--- AIM OF THE EXERCISE ---
Please write the listing below out again exactly, leaving every picture behind.

--- Stored records ---

--------------------

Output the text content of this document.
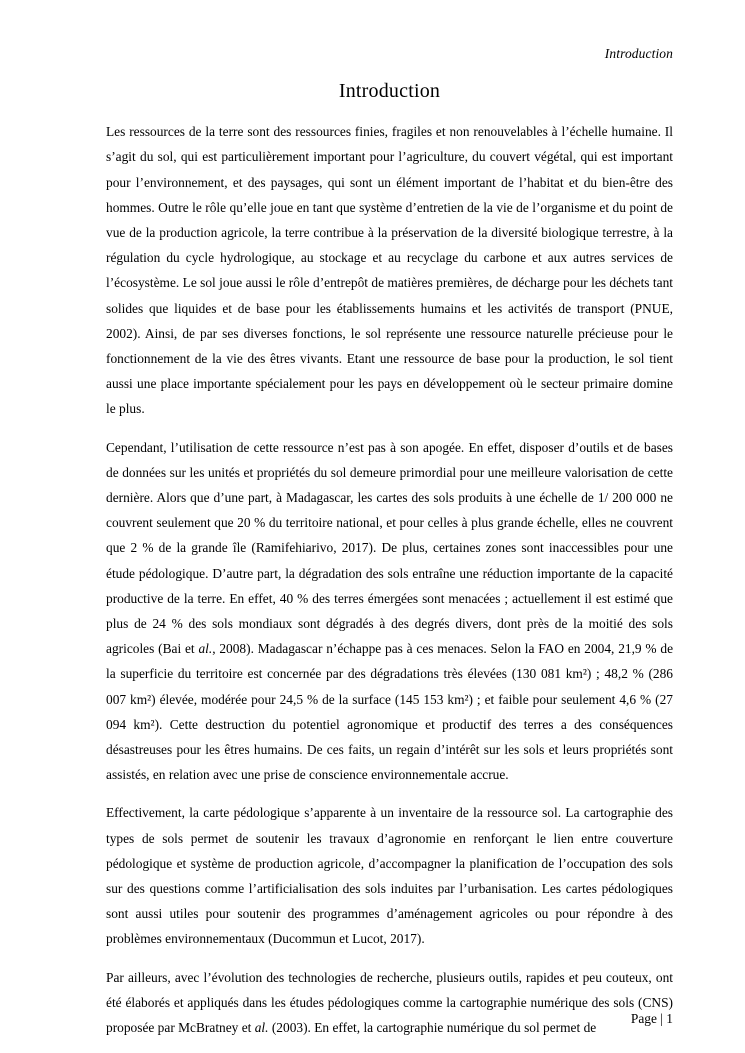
Introduction
Introduction

Les ressources de la terre sont des ressources finies, fragiles et non renouvelables à l’échelle humaine. Il s’agit du sol, qui est particulièrement important pour l’agriculture, du couvert végétal, qui est important pour l’environnement, et des paysages, qui sont un élément important de l’habitat et du bien-être des hommes. Outre le rôle qu’elle joue en tant que système d’entretien de la vie de l’organisme et du point de vue de la production agricole, la terre contribue à la préservation de la diversité biologique terrestre, à la régulation du cycle hydrologique, au stockage et au recyclage du carbone et aux autres services de l’écosystème. Le sol joue aussi le rôle d’entrepôt de matières premières, de décharge pour les déchets tant solides que liquides et de base pour les établissements humains et les activités de transport (PNUE, 2002). Ainsi, de par ses diverses fonctions, le sol représente une ressource naturelle précieuse pour le fonctionnement de la vie des êtres vivants. Etant une ressource de base pour la production, le sol tient aussi une place importante spécialement pour les pays en développement où le secteur primaire domine le plus.

Cependant, l’utilisation de cette ressource n’est pas à son apogée. En effet, disposer d’outils et de bases de données sur les unités et propriétés du sol demeure primordial pour une meilleure valorisation de cette dernière. Alors que d’une part, à Madagascar, les cartes des sols produits à une échelle de 1/ 200 000 ne couvrent seulement que 20 % du territoire national, et pour celles à plus grande échelle, elles ne couvrent que 2 % de la grande île (Ramifehiarivo, 2017). De plus, certaines zones sont inaccessibles pour une étude pédologique. D’autre part, la dégradation des sols entraîne une réduction importante de la capacité productive de la terre. En effet, 40 % des terres émergées sont menacées ; actuellement il est estimé que plus de 24 % des sols mondiaux sont dégradés à des degrés divers, dont près de la moitié des sols agricoles (Bai et al., 2008). Madagascar n’échappe pas à ces menaces. Selon la FAO en 2004, 21,9 % de la superficie du territoire est concernée par des dégradations très élevées (130 081 km²) ; 48,2 % (286 007 km²) élevée, modérée pour 24,5 % de la surface (145 153 km²) ; et faible pour seulement 4,6 % (27 094 km²). Cette destruction du potentiel agronomique et productif des terres a des conséquences désastreuses pour les êtres humains. De ces faits, un regain d’intérêt sur les sols et leurs propriétés sont assistés, en relation avec une prise de conscience environnementale accrue.

Effectivement, la carte pédologique s’apparente à un inventaire de la ressource sol. La cartographie des types de sols permet de soutenir les travaux d’agronomie en renforçant le lien entre couverture pédologique et système de production agricole, d’accompagner la planification de l’occupation des sols sur des questions comme l’artificialisation des sols induites par l’urbanisation. Les cartes pédologiques sont aussi utiles pour soutenir des programmes d’aménagement agricoles ou pour répondre à des problèmes environnementaux (Ducommun et Lucot, 2017).

Par ailleurs, avec l’évolution des technologies de recherche, plusieurs outils, rapides et peu couteux, ont été élaborés et appliqués dans les études pédologiques comme la cartographie numérique des sols (CNS) proposée par McBratney et al. (2003). En effet, la cartographie numérique du sol permet de

Page | 1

--------------------

--- ANSWER TO THIS TASK ---
Output the text content of this document.
Introduction
Introduction

Les ressources de la terre sont des ressources finies, fragiles et non renouvelables à l’échelle humaine. Il s’agit du sol, qui est particulièrement important pour l’agriculture, du couvert végétal, qui est important pour l’environnement, et des paysages, qui sont un élément important de l’habitat et du bien-être des hommes. Outre le rôle qu’elle joue en tant que système d’entretien de la vie de l’organisme et du point de vue de la production agricole, la terre contribue à la préservation de la diversité biologique terrestre, à la régulation du cycle hydrologique, au stockage et au recyclage du carbone et aux autres services de l’écosystème. Le sol joue aussi le rôle d’entrepôt de matières premières, de décharge pour les déchets tant solides que liquides et de base pour les établissements humains et les activités de transport (PNUE, 2002). Ainsi, de par ses diverses fonctions, le sol représente une ressource naturelle précieuse pour le fonctionnement de la vie des êtres vivants. Etant une ressource de base pour la production, le sol tient aussi une place importante spécialement pour les pays en développement où le secteur primaire domine le plus.

Cependant, l’utilisation de cette ressource n’est pas à son apogée. En effet, disposer d’outils et de bases de données sur les unités et propriétés du sol demeure primordial pour une meilleure valorisation de cette dernière. Alors que d’une part, à Madagascar, les cartes des sols produits à une échelle de 1/ 200 000 ne couvrent seulement que 20 % du territoire national, et pour celles à plus grande échelle, elles ne couvrent que 2 % de la grande île (Ramifehiarivo, 2017). De plus, certaines zones sont inaccessibles pour une étude pédologique. D’autre part, la dégradation des sols entraîne une réduction importante de la capacité productive de la terre. En effet, 40 % des terres émergées sont menacées ; actuellement il est estimé que plus de 24 % des sols mondiaux sont dégradés à des degrés divers, dont près de la moitié des sols agricoles (Bai et al., 2008). Madagascar n’échappe pas à ces menaces. Selon la FAO en 2004, 21,9 % de la superficie du territoire est concernée par des dégradations très élevées (130 081 km²) ; 48,2 % (286 007 km²) élevée, modérée pour 24,5 % de la surface (145 153 km²) ; et faible pour seulement 4,6 % (27 094 km²). Cette destruction du potentiel agronomique et productif des terres a des conséquences désastreuses pour les êtres humains. De ces faits, un regain d’intérêt sur les sols et leurs propriétés sont assistés, en relation avec une prise de conscience environnementale accrue.

Effectivement, la carte pédologique s’apparente à un inventaire de la ressource sol. La cartographie des types de sols permet de soutenir les travaux d’agronomie en renforçant le lien entre couverture pédologique et système de production agricole, d’accompagner la planification de l’occupation des sols sur des questions comme l’artificialisation des sols induites par l’urbanisation. Les cartes pédologiques sont aussi utiles pour soutenir des programmes d’aménagement agricoles ou pour répondre à des problèmes environnementaux (Ducommun et Lucot, 2017).

Par ailleurs, avec l’évolution des technologies de recherche, plusieurs outils, rapides et peu couteux, ont été élaborés et appliqués dans les études pédologiques comme la cartographie numérique des sols (CNS) proposée par McBratney et al. (2003). En effet, la cartographie numérique du sol permet de

Page | 1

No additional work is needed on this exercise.